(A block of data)
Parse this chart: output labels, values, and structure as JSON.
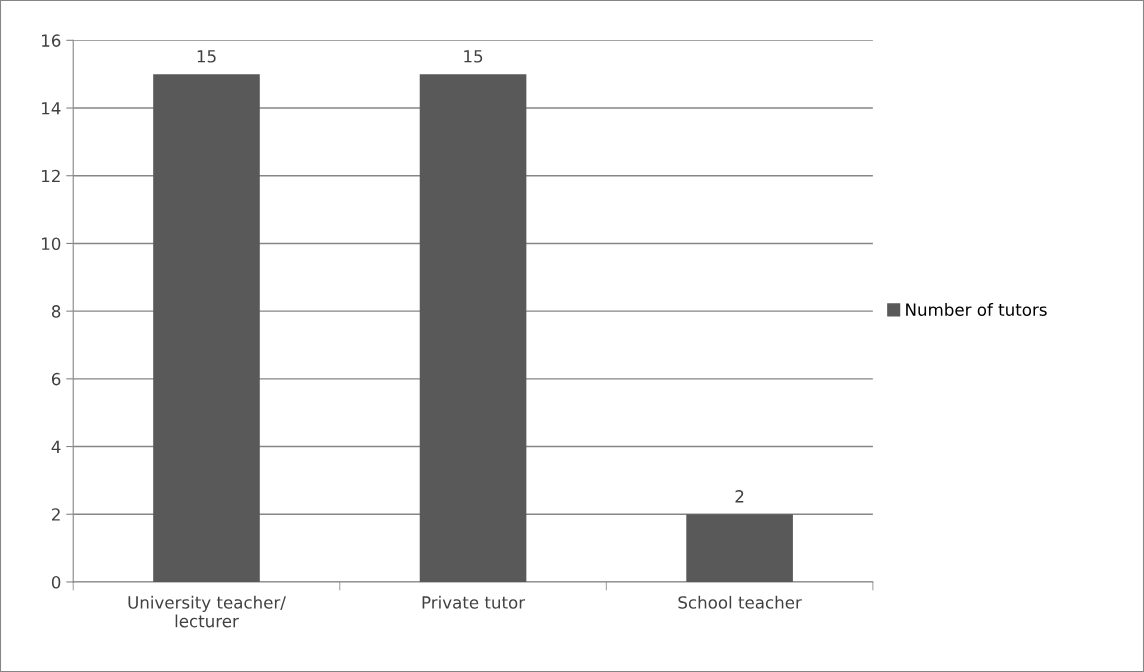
{
  "chart_data": {
    "type": "bar",
    "categories": [
      "University teacher/\nlecturer",
      "Private tutor",
      "School teacher"
    ],
    "series": [
      {
        "name": "Number of tutors",
        "color": "#595959",
        "values": [
          15,
          15,
          2
        ]
      }
    ],
    "ylim": [
      0,
      16
    ],
    "yticks": [
      0,
      2,
      4,
      6,
      8,
      10,
      12,
      14,
      16
    ],
    "grid": "y",
    "legend": "right",
    "data_labels": true
  }
}
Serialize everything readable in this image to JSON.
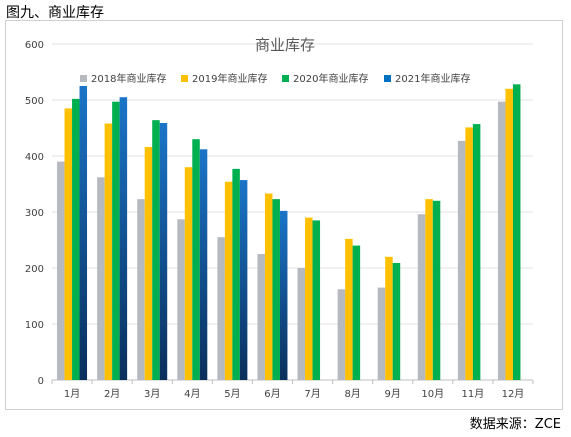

▶ WHAT TO WORK ON: Pictures are excluded; copy all other data exactly as shown.

▶ CORRECT RESULT:
Parse this chart: output labels, values, and structure as JSON.
{
  "chart_data": {
    "type": "bar",
    "categories": [
      "University teacher/\nlecturer",
      "Private tutor",
      "School teacher"
    ],
    "series": [
      {
        "name": "Number of tutors",
        "color": "#595959",
        "values": [
          15,
          15,
          2
        ]
      }
    ],
    "ylim": [
      0,
      16
    ],
    "yticks": [
      0,
      2,
      4,
      6,
      8,
      10,
      12,
      14,
      16
    ],
    "grid": "y",
    "legend": "right",
    "data_labels": true
  }
}
Serialize everything readable in this image to JSON.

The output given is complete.